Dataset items
• • •

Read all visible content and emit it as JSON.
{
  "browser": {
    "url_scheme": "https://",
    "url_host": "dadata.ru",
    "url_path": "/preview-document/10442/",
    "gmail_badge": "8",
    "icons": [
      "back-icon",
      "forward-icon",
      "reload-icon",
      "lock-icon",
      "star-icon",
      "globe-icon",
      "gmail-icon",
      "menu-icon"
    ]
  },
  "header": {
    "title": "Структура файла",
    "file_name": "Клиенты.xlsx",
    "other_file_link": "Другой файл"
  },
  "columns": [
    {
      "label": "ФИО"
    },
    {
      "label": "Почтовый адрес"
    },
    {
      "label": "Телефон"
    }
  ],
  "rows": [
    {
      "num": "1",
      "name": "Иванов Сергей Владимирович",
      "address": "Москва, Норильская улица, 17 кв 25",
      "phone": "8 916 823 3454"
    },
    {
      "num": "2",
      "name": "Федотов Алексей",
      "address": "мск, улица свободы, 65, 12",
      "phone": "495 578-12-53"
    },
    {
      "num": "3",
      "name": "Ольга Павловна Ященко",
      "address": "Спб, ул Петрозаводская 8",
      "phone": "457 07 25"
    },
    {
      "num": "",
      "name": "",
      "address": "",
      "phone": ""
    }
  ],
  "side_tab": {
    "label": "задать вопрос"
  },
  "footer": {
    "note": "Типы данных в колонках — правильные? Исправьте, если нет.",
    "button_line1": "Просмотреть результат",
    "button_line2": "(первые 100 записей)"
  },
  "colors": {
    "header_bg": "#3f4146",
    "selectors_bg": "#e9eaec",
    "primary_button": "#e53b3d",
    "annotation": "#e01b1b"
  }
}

• • •

# [Problem statement]
Write out the whole listing exactly.

# [Response to the task]
Read all visible content and emit it as JSON.
{
  "browser": {
    "url_scheme": "https://",
    "url_host": "dadata.ru",
    "url_path": "/preview-document/10442/",
    "gmail_badge": "8",
    "icons": [
      "back-icon",
      "forward-icon",
      "reload-icon",
      "lock-icon",
      "star-icon",
      "globe-icon",
      "gmail-icon",
      "menu-icon"
    ]
  },
  "header": {
    "title": "Структура файла",
    "file_name": "Клиенты.xlsx",
    "other_file_link": "Другой файл"
  },
  "columns": [
    {
      "label": "ФИО"
    },
    {
      "label": "Почтовый адрес"
    },
    {
      "label": "Телефон"
    }
  ],
  "rows": [
    {
      "num": "1",
      "name": "Иванов Сергей Владимирович",
      "address": "Москва, Норильская улица, 17 кв 25",
      "phone": "8 916 823 3454"
    },
    {
      "num": "2",
      "name": "Федотов Алексей",
      "address": "мск, улица свободы, 65, 12",
      "phone": "495 578-12-53"
    },
    {
      "num": "3",
      "name": "Ольга Павловна Ященко",
      "address": "Спб, ул Петрозаводская 8",
      "phone": "457 07 25"
    },
    {
      "num": "",
      "name": "",
      "address": "",
      "phone": ""
    }
  ],
  "side_tab": {
    "label": "задать вопрос"
  },
  "footer": {
    "note": "Типы данных в колонках — правильные? Исправьте, если нет.",
    "button_line1": "Просмотреть результат",
    "button_line2": "(первые 100 записей)"
  },
  "colors": {
    "header_bg": "#3f4146",
    "selectors_bg": "#e9eaec",
    "primary_button": "#e53b3d",
    "annotation": "#e01b1b"
  }
}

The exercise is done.